[Stored items]
# # # #

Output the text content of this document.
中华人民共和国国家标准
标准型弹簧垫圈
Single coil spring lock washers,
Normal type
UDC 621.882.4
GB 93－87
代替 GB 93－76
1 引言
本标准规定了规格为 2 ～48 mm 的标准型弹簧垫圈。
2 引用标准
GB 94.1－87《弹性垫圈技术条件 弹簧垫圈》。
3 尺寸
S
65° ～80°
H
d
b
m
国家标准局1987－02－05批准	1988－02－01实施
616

# # # #

WORK TO DO>
Copy every record exactly as presented.

RESPONSE>
Output the text content of this document.
中华人民共和国国家标准
标准型弹簧垫圈
Single coil spring lock washers,
Normal type
UDC 621.882.4
GB 93－87
代替 GB 93－76
1 引言
本标准规定了规格为 2 ～48 mm 的标准型弹簧垫圈。
2 引用标准
GB 94.1－87《弹性垫圈技术条件 弹簧垫圈》。
3 尺寸
S
65° ～80°
H
d
b
m
国家标准局1987－02－05批准	1988－02－01实施
616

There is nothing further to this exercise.